Stated task:
Reproduce, word for word, everything in the records from the line containing "Decompose this screenshot" down to the line containing "subheading-lead: b. [200, 499, 212, 516]", with both of those lines included. Give only those lines.

Data excerpts:
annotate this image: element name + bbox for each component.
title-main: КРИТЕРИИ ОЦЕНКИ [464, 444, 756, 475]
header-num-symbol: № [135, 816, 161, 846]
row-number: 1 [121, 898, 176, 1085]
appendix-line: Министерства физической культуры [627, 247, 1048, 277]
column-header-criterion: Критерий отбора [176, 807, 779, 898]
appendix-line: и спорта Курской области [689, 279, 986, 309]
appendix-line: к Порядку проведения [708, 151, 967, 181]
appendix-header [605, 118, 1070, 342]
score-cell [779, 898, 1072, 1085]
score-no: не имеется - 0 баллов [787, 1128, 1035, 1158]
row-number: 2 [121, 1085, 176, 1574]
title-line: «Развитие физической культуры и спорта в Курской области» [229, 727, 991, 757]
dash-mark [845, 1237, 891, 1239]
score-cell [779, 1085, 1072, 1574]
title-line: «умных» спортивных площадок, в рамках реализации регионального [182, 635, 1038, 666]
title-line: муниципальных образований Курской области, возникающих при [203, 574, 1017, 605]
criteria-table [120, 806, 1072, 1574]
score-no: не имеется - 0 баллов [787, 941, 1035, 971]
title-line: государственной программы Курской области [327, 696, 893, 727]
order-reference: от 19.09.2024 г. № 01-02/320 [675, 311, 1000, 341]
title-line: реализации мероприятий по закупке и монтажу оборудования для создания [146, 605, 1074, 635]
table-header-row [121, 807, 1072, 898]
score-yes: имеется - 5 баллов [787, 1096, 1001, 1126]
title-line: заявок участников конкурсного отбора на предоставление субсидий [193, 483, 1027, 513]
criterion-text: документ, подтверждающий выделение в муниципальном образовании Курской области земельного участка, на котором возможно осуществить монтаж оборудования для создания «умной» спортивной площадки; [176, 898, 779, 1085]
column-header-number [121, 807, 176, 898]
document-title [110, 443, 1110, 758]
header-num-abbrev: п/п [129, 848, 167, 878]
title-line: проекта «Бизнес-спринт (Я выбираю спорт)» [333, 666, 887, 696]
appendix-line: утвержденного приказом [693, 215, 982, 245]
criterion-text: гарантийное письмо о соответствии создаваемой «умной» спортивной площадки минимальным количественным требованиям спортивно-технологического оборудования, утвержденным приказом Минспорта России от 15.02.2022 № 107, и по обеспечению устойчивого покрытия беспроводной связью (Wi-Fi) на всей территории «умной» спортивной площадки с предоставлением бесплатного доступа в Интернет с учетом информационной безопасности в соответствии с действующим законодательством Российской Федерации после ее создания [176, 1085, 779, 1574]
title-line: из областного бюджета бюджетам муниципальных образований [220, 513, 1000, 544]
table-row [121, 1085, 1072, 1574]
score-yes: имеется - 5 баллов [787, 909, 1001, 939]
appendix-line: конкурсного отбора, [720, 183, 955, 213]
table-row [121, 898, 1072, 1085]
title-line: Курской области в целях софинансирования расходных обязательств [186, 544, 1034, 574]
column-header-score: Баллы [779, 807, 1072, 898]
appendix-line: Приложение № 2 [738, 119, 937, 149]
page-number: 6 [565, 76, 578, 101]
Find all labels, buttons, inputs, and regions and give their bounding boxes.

--

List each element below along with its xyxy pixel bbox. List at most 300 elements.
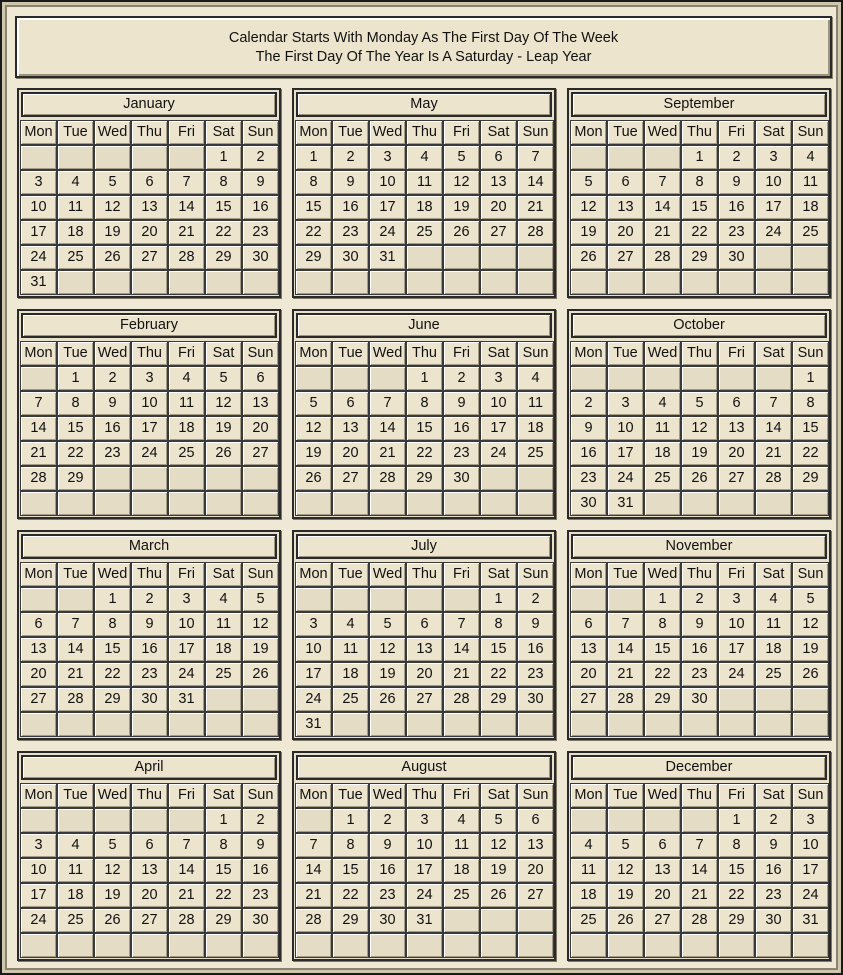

---

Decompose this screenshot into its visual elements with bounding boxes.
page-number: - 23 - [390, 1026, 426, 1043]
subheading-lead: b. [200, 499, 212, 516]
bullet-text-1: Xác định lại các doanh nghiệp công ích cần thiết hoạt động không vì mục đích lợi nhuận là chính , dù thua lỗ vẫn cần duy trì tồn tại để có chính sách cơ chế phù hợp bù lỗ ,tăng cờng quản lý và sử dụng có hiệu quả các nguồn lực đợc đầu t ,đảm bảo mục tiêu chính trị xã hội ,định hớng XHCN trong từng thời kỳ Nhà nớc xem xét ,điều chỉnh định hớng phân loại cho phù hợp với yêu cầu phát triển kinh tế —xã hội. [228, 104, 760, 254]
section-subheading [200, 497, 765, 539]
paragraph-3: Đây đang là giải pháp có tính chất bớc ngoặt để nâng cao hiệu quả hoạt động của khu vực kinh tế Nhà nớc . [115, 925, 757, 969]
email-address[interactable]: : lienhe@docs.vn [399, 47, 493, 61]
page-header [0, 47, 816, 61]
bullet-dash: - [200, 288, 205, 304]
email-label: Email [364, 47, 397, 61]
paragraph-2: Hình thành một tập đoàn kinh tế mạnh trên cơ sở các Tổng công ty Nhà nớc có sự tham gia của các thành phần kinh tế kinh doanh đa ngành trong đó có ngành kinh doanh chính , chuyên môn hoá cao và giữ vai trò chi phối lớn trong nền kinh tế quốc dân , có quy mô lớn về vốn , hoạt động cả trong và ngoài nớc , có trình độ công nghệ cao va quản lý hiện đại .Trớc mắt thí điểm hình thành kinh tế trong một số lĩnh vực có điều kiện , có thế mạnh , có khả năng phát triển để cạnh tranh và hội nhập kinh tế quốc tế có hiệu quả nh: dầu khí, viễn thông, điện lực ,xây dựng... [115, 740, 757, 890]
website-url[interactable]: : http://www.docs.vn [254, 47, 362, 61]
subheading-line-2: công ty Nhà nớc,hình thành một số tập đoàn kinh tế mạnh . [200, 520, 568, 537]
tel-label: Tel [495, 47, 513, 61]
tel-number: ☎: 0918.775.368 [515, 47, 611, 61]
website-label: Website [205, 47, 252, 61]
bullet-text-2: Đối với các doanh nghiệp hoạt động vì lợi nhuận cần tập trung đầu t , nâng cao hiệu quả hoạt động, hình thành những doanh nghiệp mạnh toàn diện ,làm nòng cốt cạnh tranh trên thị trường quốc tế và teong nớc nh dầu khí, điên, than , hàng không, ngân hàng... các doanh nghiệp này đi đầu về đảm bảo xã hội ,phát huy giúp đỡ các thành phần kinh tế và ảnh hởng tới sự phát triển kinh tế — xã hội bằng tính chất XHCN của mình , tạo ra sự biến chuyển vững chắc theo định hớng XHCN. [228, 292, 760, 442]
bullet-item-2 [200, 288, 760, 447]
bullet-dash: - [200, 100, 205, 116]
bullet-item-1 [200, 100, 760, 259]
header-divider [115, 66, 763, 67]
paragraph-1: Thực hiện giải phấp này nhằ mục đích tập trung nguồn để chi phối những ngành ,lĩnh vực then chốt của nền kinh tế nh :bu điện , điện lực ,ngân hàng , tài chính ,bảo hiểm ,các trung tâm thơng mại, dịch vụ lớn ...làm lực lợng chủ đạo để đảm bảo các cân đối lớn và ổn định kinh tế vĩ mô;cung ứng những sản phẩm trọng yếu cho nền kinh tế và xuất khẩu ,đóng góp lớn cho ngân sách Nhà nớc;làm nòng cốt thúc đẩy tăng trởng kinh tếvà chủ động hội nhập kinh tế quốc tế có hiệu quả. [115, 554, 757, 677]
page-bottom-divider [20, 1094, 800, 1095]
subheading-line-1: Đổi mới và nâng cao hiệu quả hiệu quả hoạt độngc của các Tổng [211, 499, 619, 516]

Solution:
Decompose this screenshot into its visual elements with bounding boxes.
page-number: - 23 - [390, 1026, 426, 1043]
subheading-lead: b. [200, 499, 212, 516]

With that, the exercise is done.